Copy the listing verbatim from the line with "noun-form: ῥῖν-ες [638,704,696,726]" to the line with "noun-form: παιᾶν-ες [658,188,743,210]", including both of those lines, and output nothing else.

• _Material for the task_:

------------------------------

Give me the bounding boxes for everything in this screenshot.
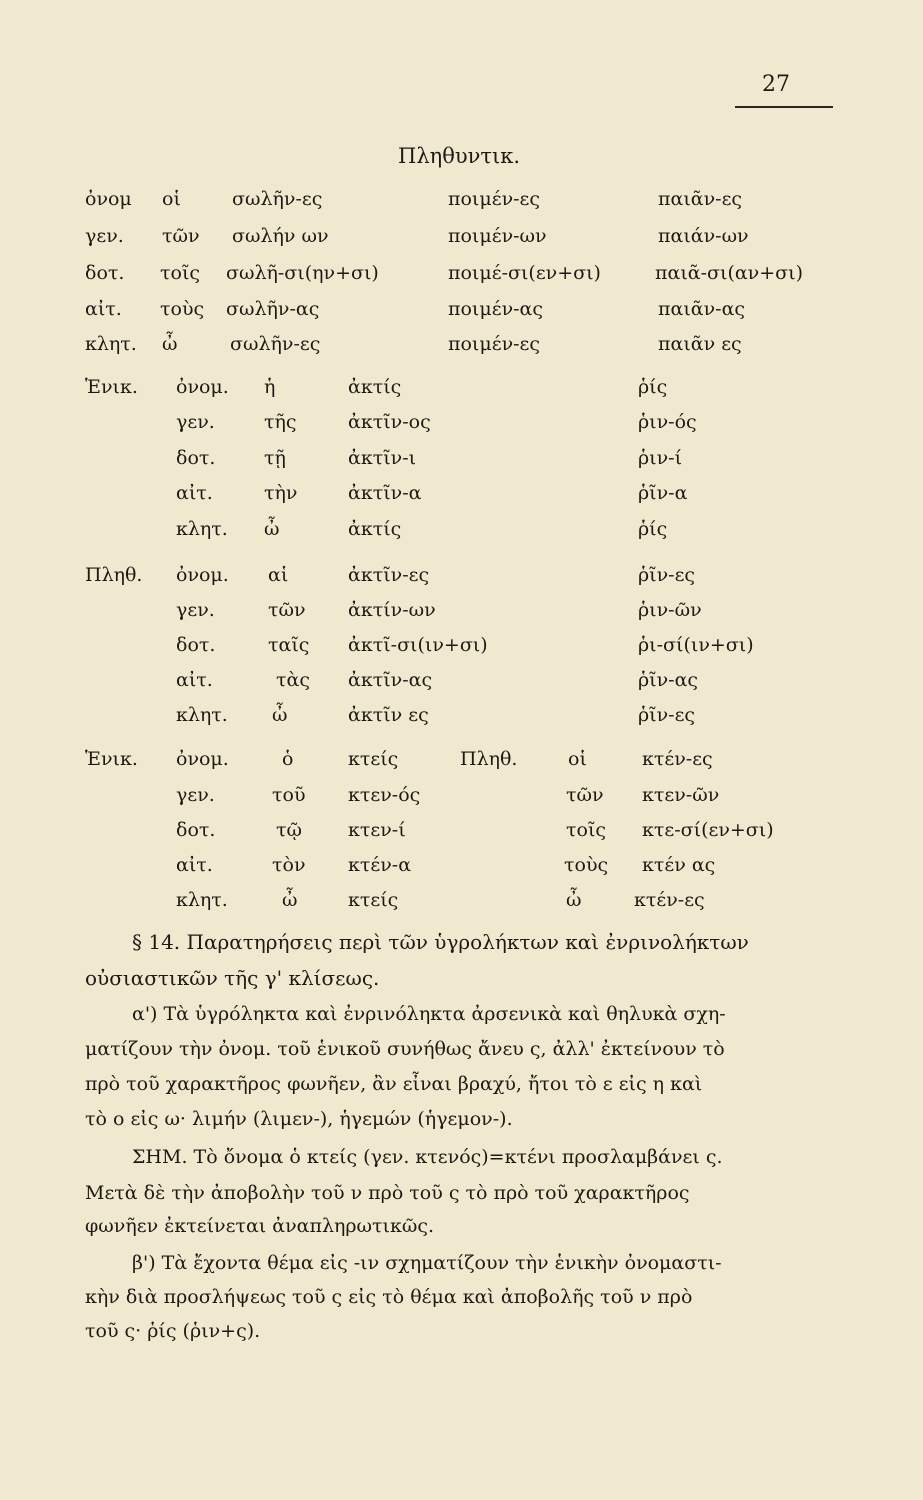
noun-form: ῥῖν-ες [638,704,696,726]
article: τοὺς [564,854,609,876]
noun-form: παιᾶ-σι(αν+σι) [655,262,803,284]
number-label: Πληθ. [85,564,143,586]
noun-form: κτέν ας [642,854,716,876]
case-label: κλητ. [85,333,137,355]
text-line: Μετὰ δὲ τὴν ἀποβολὴν τοῦ ν πρὸ τοῦ ς τὸ πρὸ τοῦ χαρακτῆρος [85,1182,690,1204]
article: τῶν [268,599,306,621]
case-label: δοτ. [85,262,125,284]
case-label: ὀνομ. [176,564,229,586]
noun-form: κτεν-ί [348,819,406,841]
case-label: κλητ. [176,518,228,540]
text-line: β') Τὰ ἔχοντα θέμα εἰς -ιν σχηματίζουν τὴν ἑνικὴν ὀνομαστι- [132,1252,722,1274]
noun-form: κτείς [348,748,399,770]
noun-form: ἀκτῖ-σι(ιν+σι) [348,634,488,656]
article: τὰς [276,669,310,691]
text-line: τοῦ ς· ῥίς (ῥιν+ς). [85,1320,261,1342]
noun-form: ἀκτῖν-α [348,482,422,504]
case-label: γεν. [85,225,124,247]
article: ὦ [162,333,178,355]
case-label: κλητ. [176,704,228,726]
noun-form: σωλῆν-ες [230,333,321,355]
case-label: δοτ. [176,447,216,469]
article: οἱ [162,188,181,210]
text-line: κὴν διὰ προσλήψεως τοῦ ς εἰς τὸ θέμα καὶ ἀποβολῆς τοῦ ν πρὸ [85,1286,693,1308]
case-label: αἰτ. [85,298,122,320]
article: ταῖς [268,634,310,656]
article: τοῖς [160,262,201,284]
noun-form: κτεν-ός [348,784,421,806]
section-heading: Πληθυντικ. [398,144,521,168]
case-label: ὀνομ. [176,376,229,398]
noun-form: ῥι-σί(ιν+σι) [638,634,754,656]
article: ὦ [566,889,582,911]
case-label: αἰτ. [176,854,213,876]
article: τῶν [162,225,200,247]
article: ὦ [282,889,298,911]
noun-form: ῥῖν-ες [638,564,696,586]
article: τοῦ [272,784,306,806]
section-14-heading: § 14. Παρατηρήσεις περὶ τῶν ὑγρολήκτων καὶ ἐνρινολήκτων [132,930,749,954]
noun-form: ῥιν-ί [638,447,683,469]
noun-form: σωλῆν-ες [232,188,323,210]
case-label: κλητ. [176,889,228,911]
article: τῇ [264,447,286,469]
noun-form: ἀκτῖν ες [348,704,429,726]
noun-form: ποιμέν-ες [448,188,541,210]
noun-form: παιᾶν-ες [658,188,743,210]
case-label: γεν. [176,784,215,806]
article: ἡ [264,376,276,398]
noun-form: ποιμέν-ων [448,225,547,247]
noun-form: παιάν-ων [658,225,749,247]
noun-form: παιᾶν ες [658,333,742,355]
text-line: οὐσιαστικῶν τῆς γ' κλίσεως. [85,966,380,990]
noun-form: ἀκτίς [348,518,402,540]
case-label: ὀνομ. [176,748,229,770]
number-label: Ἑνικ. [85,376,138,398]
noun-form: ἀκτῖν-ες [348,564,430,586]
noun-form: ῥῖν-ας [638,669,699,691]
noun-form: ἀκτῖν-ας [348,669,433,691]
article: τὴν [264,482,298,504]
article: τοῖς [566,819,607,841]
article: οἱ [568,748,587,770]
case-label: αἰτ. [176,669,213,691]
noun-form: κτέν-ες [634,889,705,911]
noun-form: ῥῖν-α [638,482,688,504]
article: ὦ [272,704,288,726]
case-label: γεν. [176,411,215,433]
article: ὦ [264,518,280,540]
text-line: α') Τὰ ὑγρόληκτα καὶ ἐνρινόληκτα ἀρσενικὰ καὶ θηλυκὰ σχη- [132,1003,726,1025]
noun-form: κτείς [348,889,399,911]
number-label: Πληθ. [460,748,518,770]
article: αἱ [268,564,289,586]
article: τῷ [276,819,303,841]
number-label: Ἑνικ. [85,748,138,770]
text-line: τὸ ο εἰς ω· λιμήν (λιμεν-), ἡγεμών (ἡγεμον-). [85,1108,513,1130]
noun-form: ῥιν-ός [638,411,697,433]
noun-form: ἀκτίς [348,376,402,398]
text-line: φωνῆεν ἐκτείνεται ἀναπληρωτικῶς. [85,1215,435,1237]
page-number: 27 [762,72,790,97]
noun-form: κτέν-α [348,854,412,876]
text-line: πρὸ τοῦ χαρακτῆρος φωνῆεν, ἂν εἶναι βραχύ, ἤτοι τὸ ε εἰς η καὶ [85,1073,703,1095]
article: ὁ [282,748,294,770]
noun-form: σωλήν ων [232,225,329,247]
noun-form: κτε-σί(εν+σι) [642,819,774,841]
article: τῆς [264,411,297,433]
case-label: δοτ. [176,634,216,656]
noun-form: κτέν-ες [642,748,713,770]
header-rule [735,106,833,108]
noun-form: κτεν-ῶν [642,784,720,806]
text-line: ματίζουν τὴν ὀνομ. τοῦ ἑνικοῦ συνήθως ἄνευ ς, ἀλλ' ἐκτείνουν τὸ [85,1038,725,1060]
noun-form: παιᾶν-ας [658,298,746,320]
noun-form: ποιμέ-σι(εν+σι) [448,262,601,284]
article: τοὺς [160,298,205,320]
case-label: δοτ. [176,819,216,841]
noun-form: ἀκτῖν-ος [348,411,431,433]
noun-form: ῥίς [638,376,668,398]
noun-form: ῥιν-ῶν [638,599,702,621]
case-label: γεν. [176,599,215,621]
case-label: ὀνομ [85,188,132,210]
noun-form: ἀκτῖν-ι [348,447,417,469]
text-line: ΣΗΜ. Τὸ ὄνομα ὁ κτείς (γεν. κτενός)=κτένι προσλαμβάνει ς. [132,1146,723,1168]
noun-form: σωλῆ-σι(ην+σι) [226,262,379,284]
noun-form: ποιμέν-ας [448,298,544,320]
noun-form: ῥίς [638,518,668,540]
noun-form: σωλῆν-ας [226,298,320,320]
case-label: αἰτ. [176,482,213,504]
article: τὸν [272,854,306,876]
noun-form: ἀκτίν-ων [348,599,436,621]
noun-form: ποιμέν-ες [448,333,541,355]
article: τῶν [566,784,604,806]
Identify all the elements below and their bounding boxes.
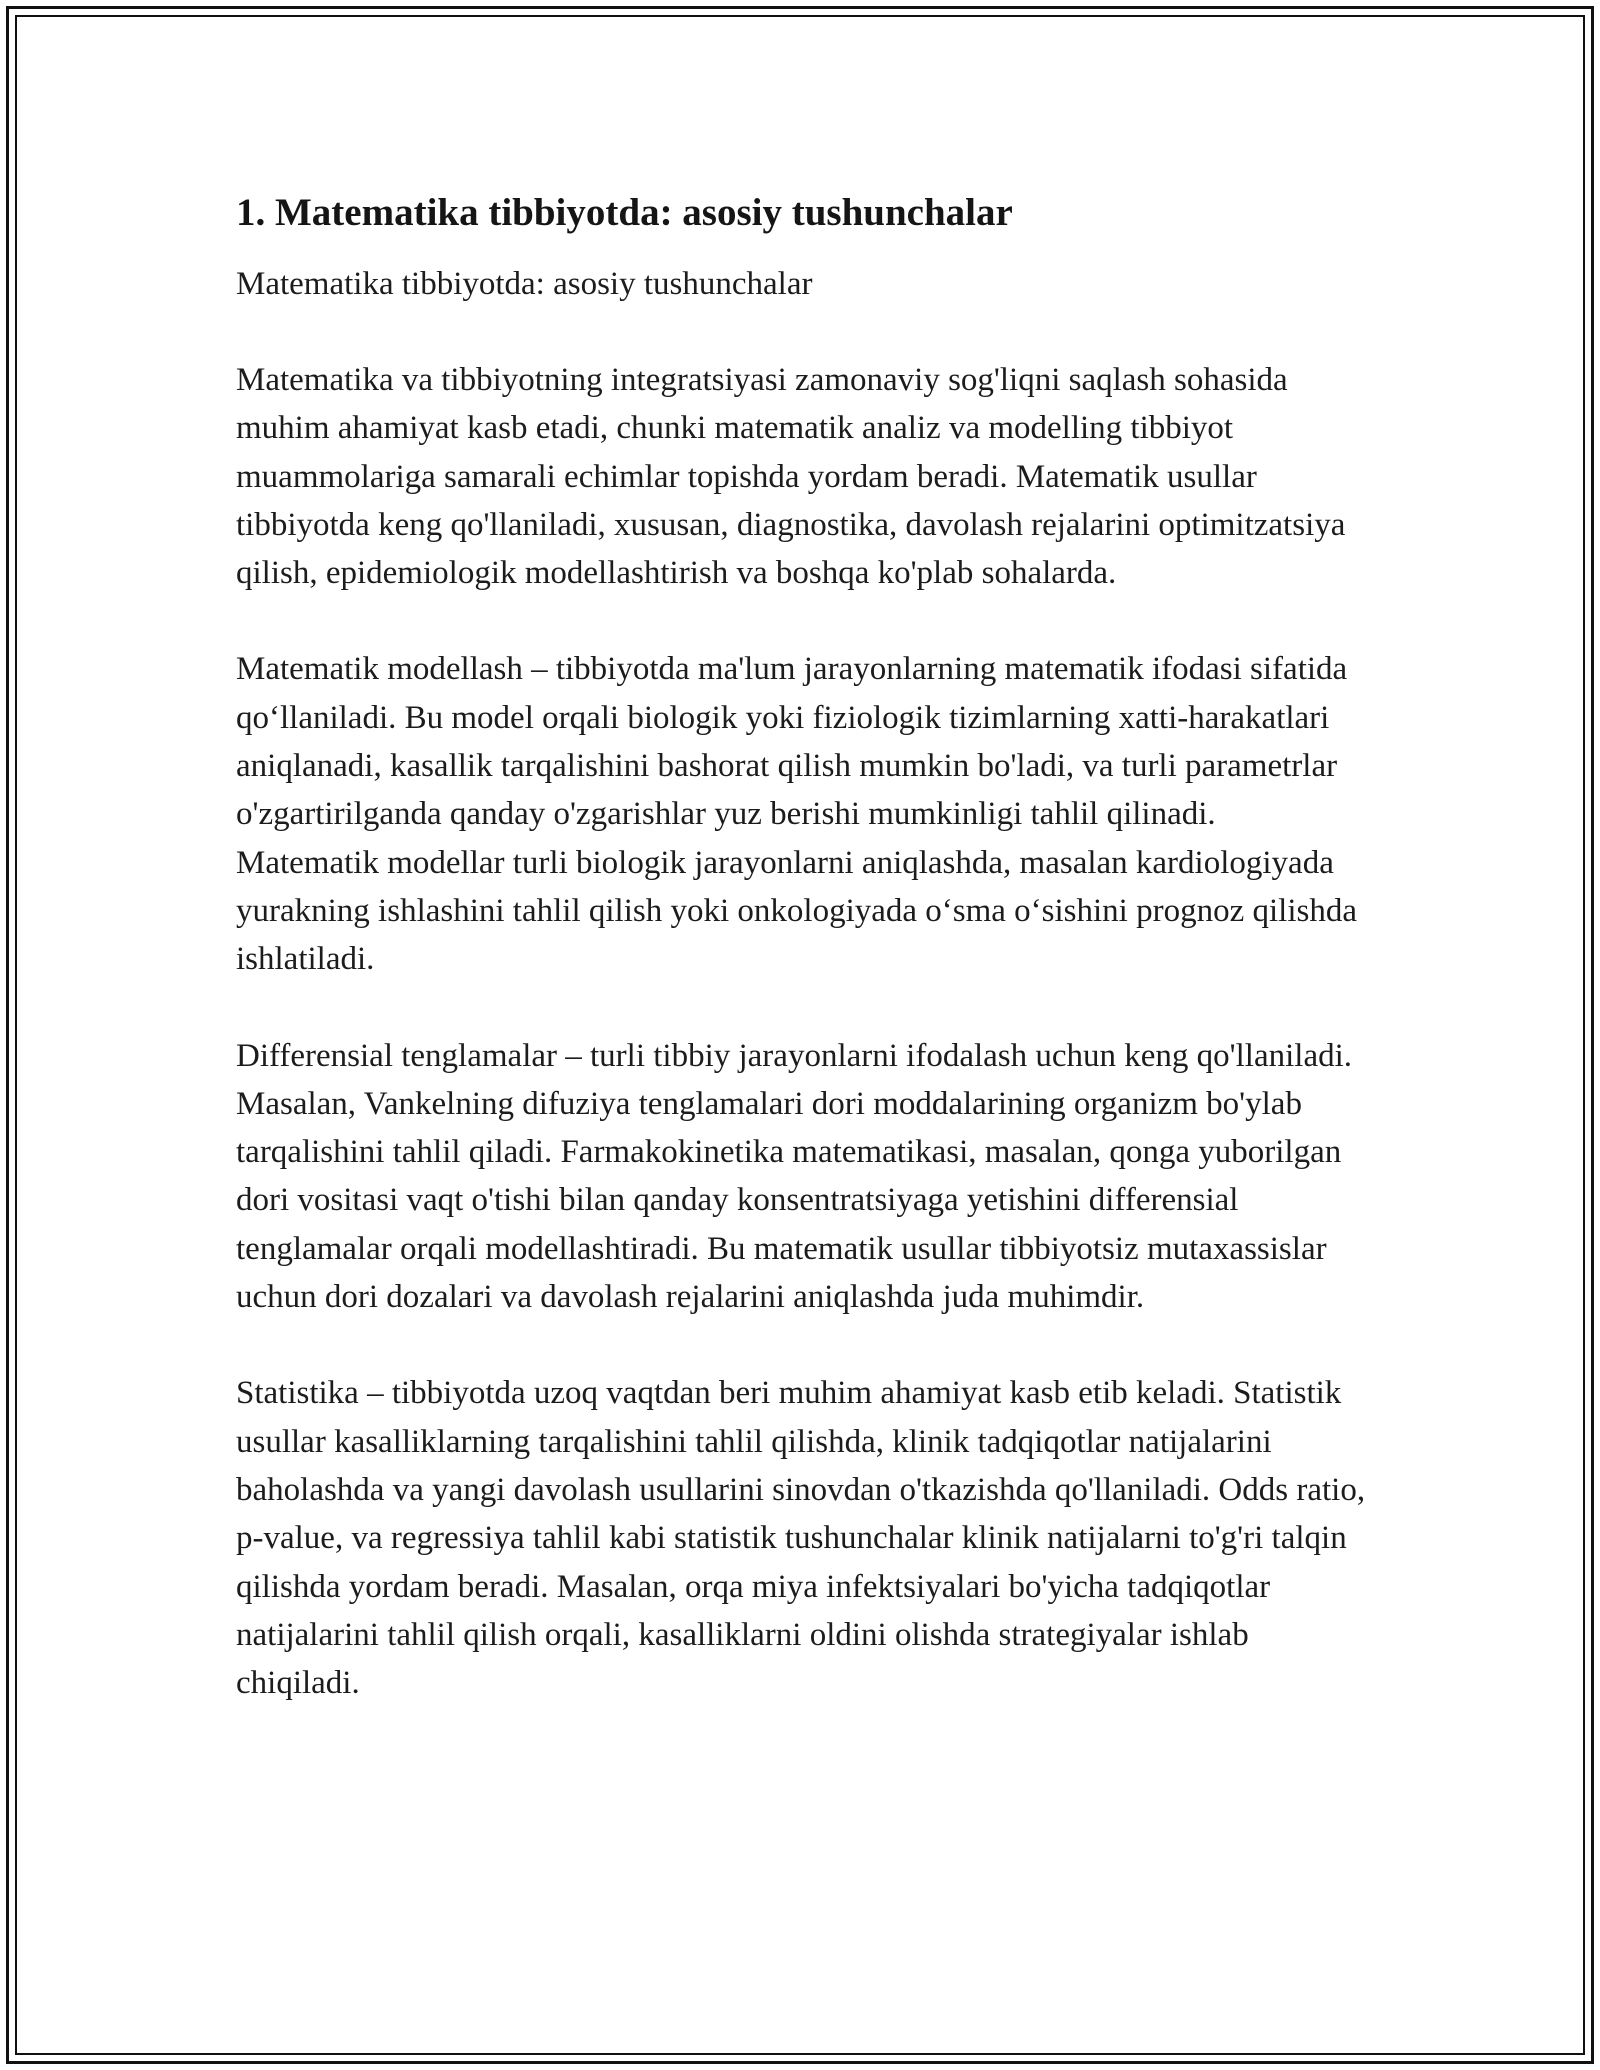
- section-subtitle: Matematika tibbiyotda: asosiy tushunchalar: [236, 266, 813, 302]
- paragraph-statistics: Statistika – tibbiyotda uzoq vaqtdan beri muhim ahamiyat kasb etib keladi. Statistik usullar kasalliklarning tarqalishini tahlil qilishda, klinik tadqiqotlar natijalarini baholashda va yangi davolash usullarini sinovdan o'tkazishda qo'llaniladi. Odds ratio, p-value, va regressiya tahlil kabi statistik tushunchalar klinik natijalarni to'g'ri talqin qilishda yordam beradi. Masalan, orqa miya infektsiyalari bo'yicha tadqiqotlar natijalarini tahlil qilish orqali, kasalliklarni oldini olishda strategiyalar ishlab chiqiladi.: [236, 1375, 1366, 1702]
- paragraph-differential-equations: Differensial tenglamalar – turli tibbiy jarayonlarni ifodalash uchun keng qo'llaniladi. Masalan, Vankelning difuziya tenglamalari dori moddalarining organizm bo'ylab tarqalishini tahlil qiladi. Farmakokinetika matematikasi, masalan, qonga yuborilgan dori vositasi vaqt o'tishi bilan qanday konsentratsiyaga yetishini differensial tenglamalar orqali modellashtiradi. Bu matematik usullar tibbiyotsiz mutaxassislar uchun dori dozalari va davolash rejalarini aniqlashda juda muhimdir.: [236, 1037, 1353, 1316]
- section-heading: 1. Matematika tibbiyotda: asosiy tushunchalar: [236, 191, 1013, 234]
- paragraph-mathematical-modeling: Matematik modellash – tibbiyotda ma'lum jarayonlarning matematik ifodasi sifatida qo‘llaniladi. Bu model orqali biologik yoki fiziologik tizimlarning xatti-harakatlari aniqlanadi, kasallik tarqalishini bashorat qilish mumkin bo'ladi, va turli parametrlar o'zgartirilganda qanday o'zgarishlar yuz berishi mumkinligi tahlil qilinadi. Matematik modellar turli biologik jarayonlarni aniqlashda, masalan kardiologiyada yurakning ishlashini tahlil qilish yoki onkologiyada o‘sma o‘sishini prognoz qilishda ishlatiladi.: [236, 651, 1357, 978]
- paragraph-intro: Matematika va tibbiyotning integratsiyasi zamonaviy sog'liqni saqlash sohasida muhim ahamiyat kasb etadi, chunki matematik analiz va modelling tibbiyot muammolariga samarali echimlar topishda yordam beradi. Matematik usullar tibbiyotda keng qo'llaniladi, xususan, diagnostika, davolash rejalarini optimitzatsiya qilish, epidemiologik modellashtirish va boshqa ko'plab sohalarda.: [236, 362, 1346, 592]
- document-body: [236, 188, 1366, 1755]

------------------------------

• _Written solution_:
noun-form: ῥῖν-ες [638,704,696,726]
article: τοὺς [564,854,609,876]
noun-form: παιᾶ-σι(αν+σι) [655,262,803,284]
number-label: Πληθ. [85,564,143,586]
noun-form: κτέν ας [642,854,716,876]
case-label: κλητ. [85,333,137,355]
text-line: Μετὰ δὲ τὴν ἀποβολὴν τοῦ ν πρὸ τοῦ ς τὸ πρὸ τοῦ χαρακτῆρος [85,1182,690,1204]
article: τῶν [268,599,306,621]
case-label: δοτ. [85,262,125,284]
case-label: ὀνομ. [176,564,229,586]
noun-form: κτεν-ί [348,819,406,841]
case-label: κλητ. [176,518,228,540]
text-line: β') Τὰ ἔχοντα θέμα εἰς -ιν σχηματίζουν τὴν ἑνικὴν ὀνομαστι- [132,1252,722,1274]
noun-form: κτείς [348,748,399,770]
noun-form: ἀκτῖ-σι(ιν+σι) [348,634,488,656]
article: τὰς [276,669,310,691]
text-line: τοῦ ς· ῥίς (ῥιν+ς). [85,1320,261,1342]
noun-form: ἀκτῖν-α [348,482,422,504]
case-label: γεν. [85,225,124,247]
article: ὦ [162,333,178,355]
case-label: κλητ. [176,704,228,726]
noun-form: σωλῆν-ες [230,333,321,355]
case-label: δοτ. [176,447,216,469]
article: οἱ [162,188,181,210]
text-line: κὴν διὰ προσλήψεως τοῦ ς εἰς τὸ θέμα καὶ ἀποβολῆς τοῦ ν πρὸ [85,1286,693,1308]
case-label: αἰτ. [85,298,122,320]
article: ταῖς [268,634,310,656]
article: τοῖς [160,262,201,284]
noun-form: κτεν-ός [348,784,421,806]
section-heading: Πληθυντικ. [398,144,521,168]
case-label: ὀνομ. [176,376,229,398]
noun-form: ῥι-σί(ιν+σι) [638,634,754,656]
article: ὦ [566,889,582,911]
case-label: αἰτ. [176,854,213,876]
article: τῶν [162,225,200,247]
article: ὦ [282,889,298,911]
noun-form: ῥῖν-ες [638,564,696,586]
article: τοῦ [272,784,306,806]
section-14-heading: § 14. Παρατηρήσεις περὶ τῶν ὑγρολήκτων καὶ ἐνρινολήκτων [132,930,749,954]
noun-form: ῥιν-ί [638,447,683,469]
noun-form: σωλῆν-ες [232,188,323,210]
case-label: κλητ. [176,889,228,911]
article: τῇ [264,447,286,469]
noun-form: ἀκτῖν ες [348,704,429,726]
noun-form: ποιμέν-ες [448,188,541,210]
noun-form: παιᾶν-ες [658,188,743,210]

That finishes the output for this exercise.